• [Given instruction] Skip any picture you find and retype all the remaining lines exactly.
────────
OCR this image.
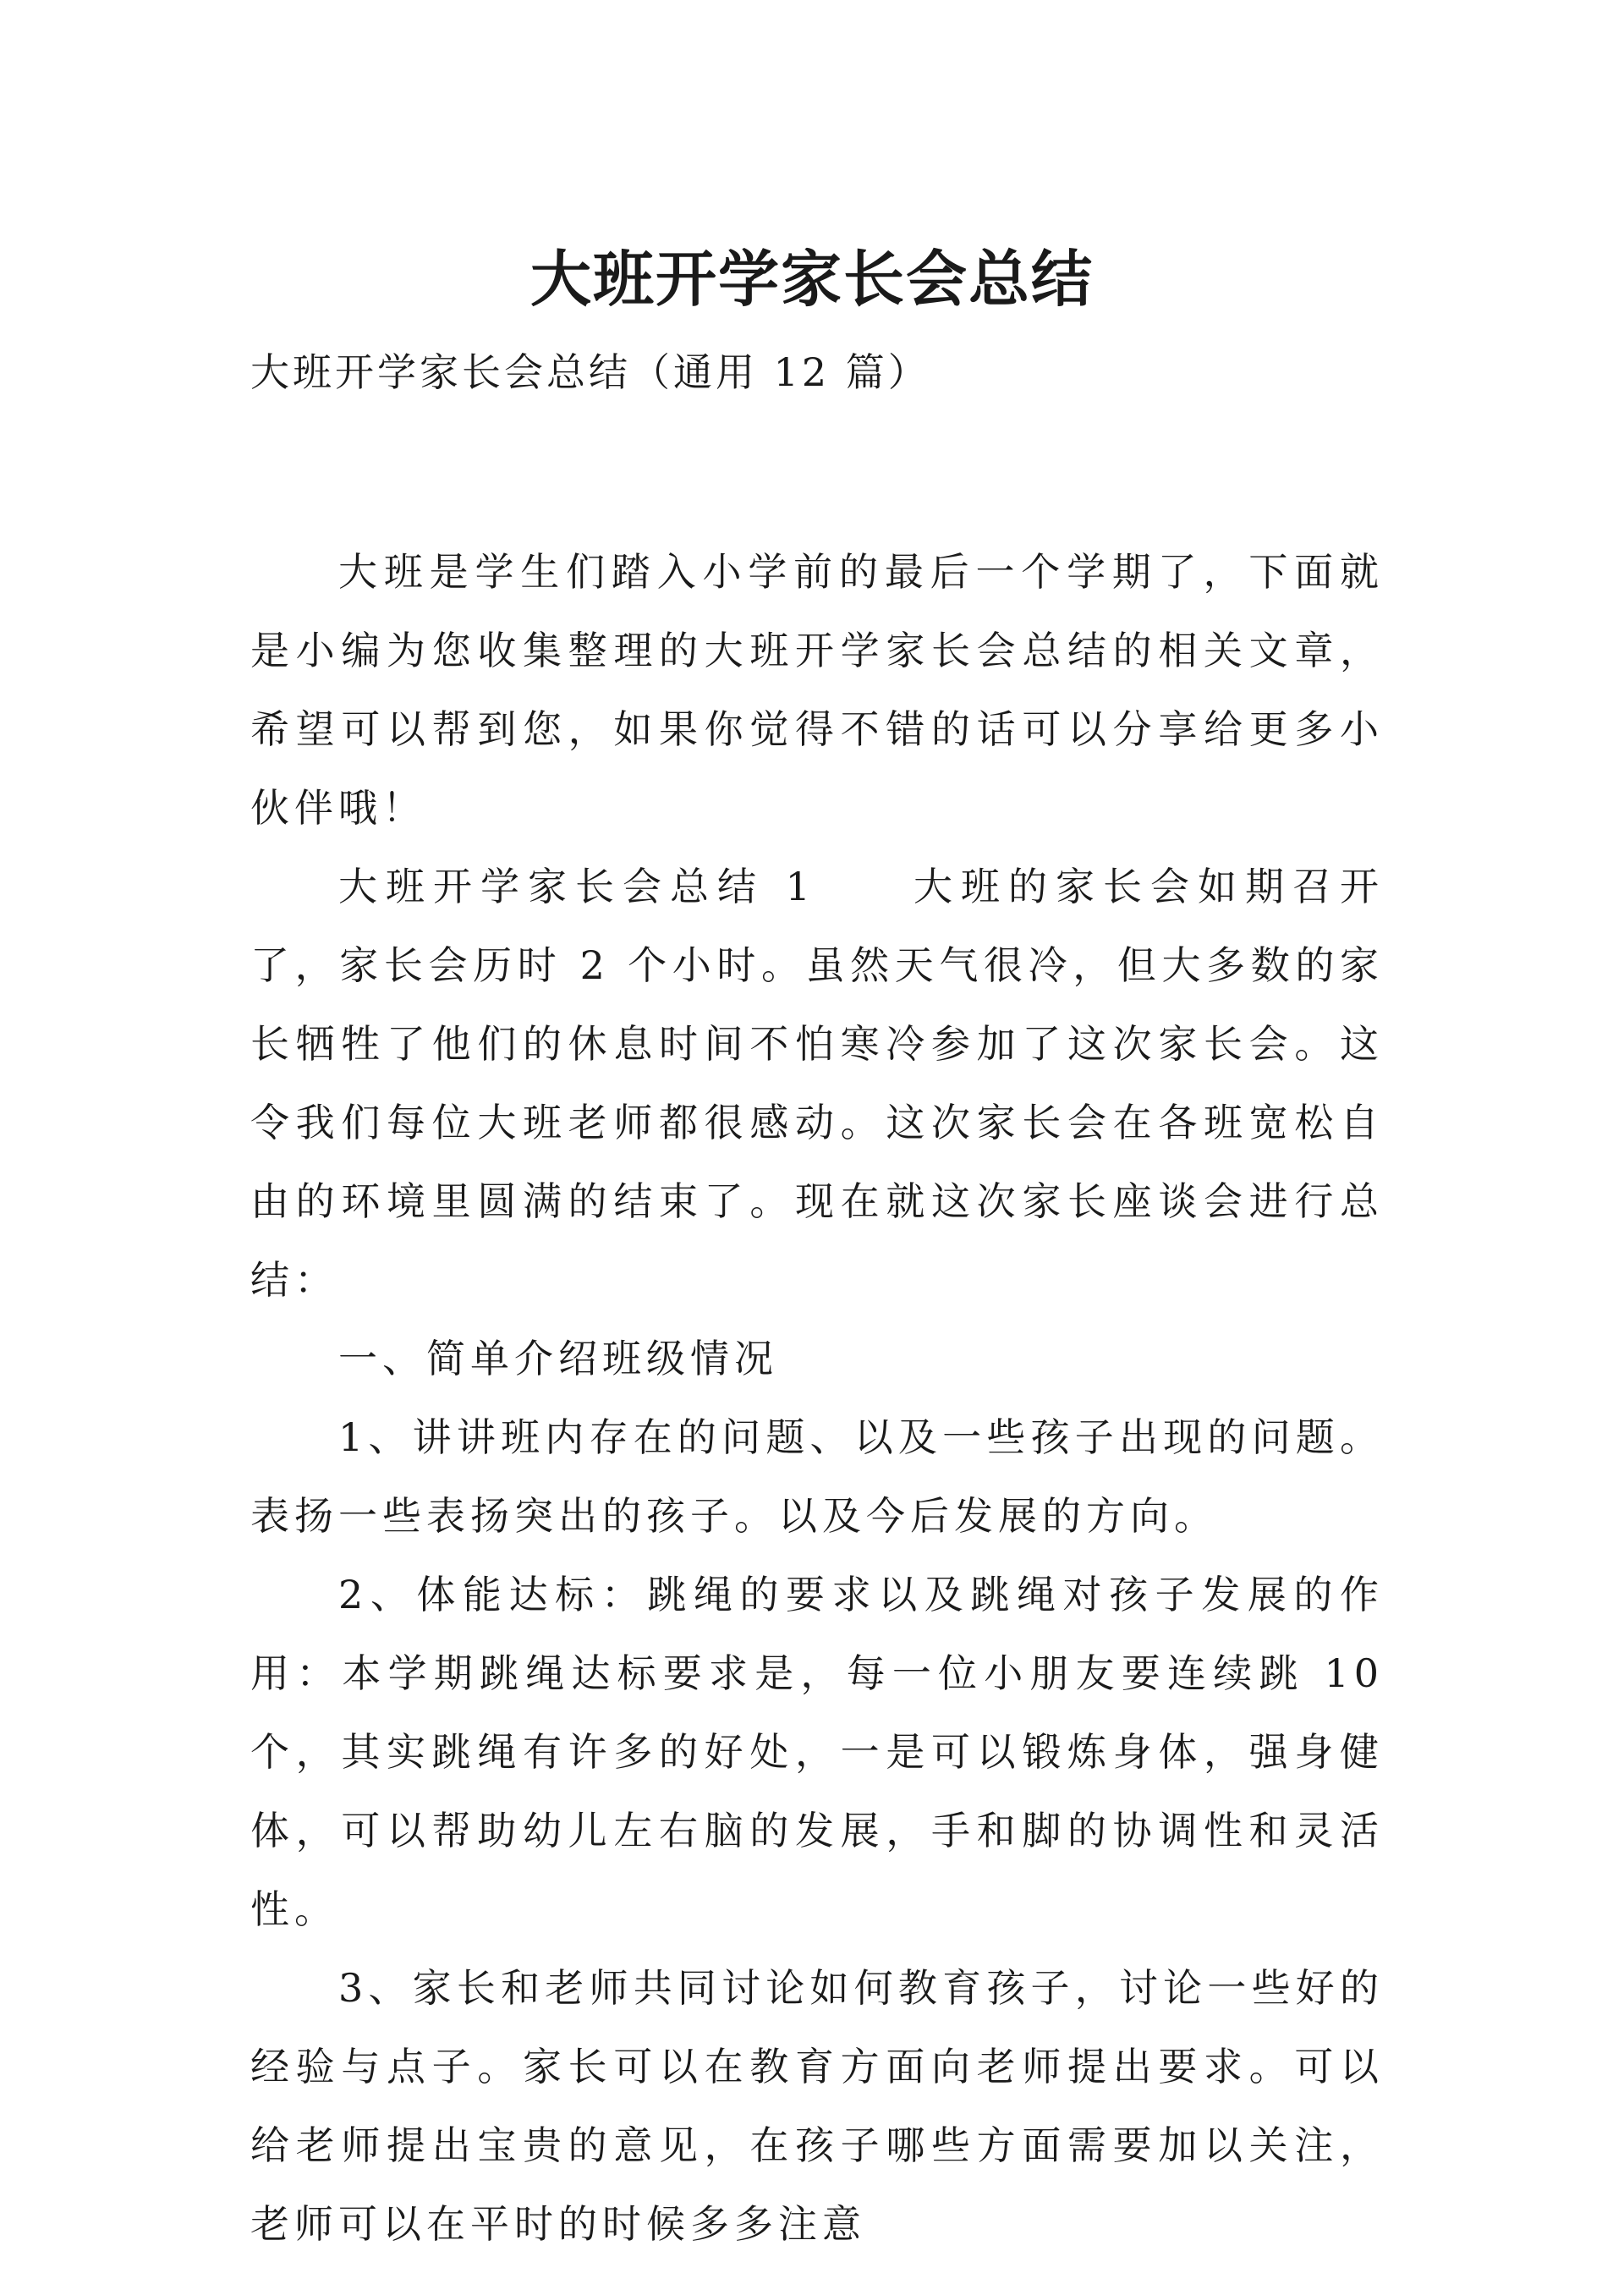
大班开学家长会总结
大班开学家长会总结（通用 12 篇）

大班是学生们踏入小学前的最后一个学期了，下面就是小编为您收集整理的大班开学家长会总结的相关文章，希望可以帮到您，如果你觉得不错的话可以分享给更多小伙伴哦！

大班开学家长会总结 1 大班的家长会如期召开了，家长会历时 2 个小时。虽然天气很冷，但大多数的家长牺牲了他们的休息时间不怕寒冷参加了这次家长会。这令我们每位大班老师都很感动。这次家长会在各班宽松自由的环境里圆满的结束了。现在就这次家长座谈会进行总结：

一、简单介绍班级情况

1、讲讲班内存在的问题、以及一些孩子出现的问题。表扬一些表扬突出的孩子。以及今后发展的方向。

2、体能达标：跳绳的要求以及跳绳对孩子发展的作用：本学期跳绳达标要求是，每一位小朋友要连续跳 10 个，其实跳绳有许多的好处，一是可以锻炼身体，强身健体，可以帮助幼儿左右脑的发展，手和脚的协调性和灵活性。

3、家长和老师共同讨论如何教育孩子，讨论一些好的经验与点子。家长可以在教育方面向老师提出要求。可以给老师提出宝贵的意见，在孩子哪些方面需要加以关注，老师可以在平时的时候多多注意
────────
• [Response for this exercise]
OCR this image.
大班开学家长会总结
大班开学家长会总结（通用 12 篇）

大班是学生们踏入小学前的最后一个学期了，下面就是小编为您收集整理的大班开学家长会总结的相关文章，希望可以帮到您，如果你觉得不错的话可以分享给更多小伙伴哦！

大班开学家长会总结 1 大班的家长会如期召开了，家长会历时 2 个小时。虽然天气很冷，但大多数的家长牺牲了他们的休息时间不怕寒冷参加了这次家长会。这令我们每位大班老师都很感动。这次家长会在各班宽松自由的环境里圆满的结束了。现在就这次家长座谈会进行总结：

一、简单介绍班级情况

1、讲讲班内存在的问题、以及一些孩子出现的问题。表扬一些表扬突出的孩子。以及今后发展的方向。

2、体能达标：跳绳的要求以及跳绳对孩子发展的作用：本学期跳绳达标要求是，每一位小朋友要连续跳 10 个，其实跳绳有许多的好处，一是可以锻炼身体，强身健体，可以帮助幼儿左右脑的发展，手和脚的协调性和灵活性。

3、家长和老师共同讨论如何教育孩子，讨论一些好的经验与点子。家长可以在教育方面向老师提出要求。可以给老师提出宝贵的意见，在孩子哪些方面需要加以关注，老师可以在平时的时候多多注意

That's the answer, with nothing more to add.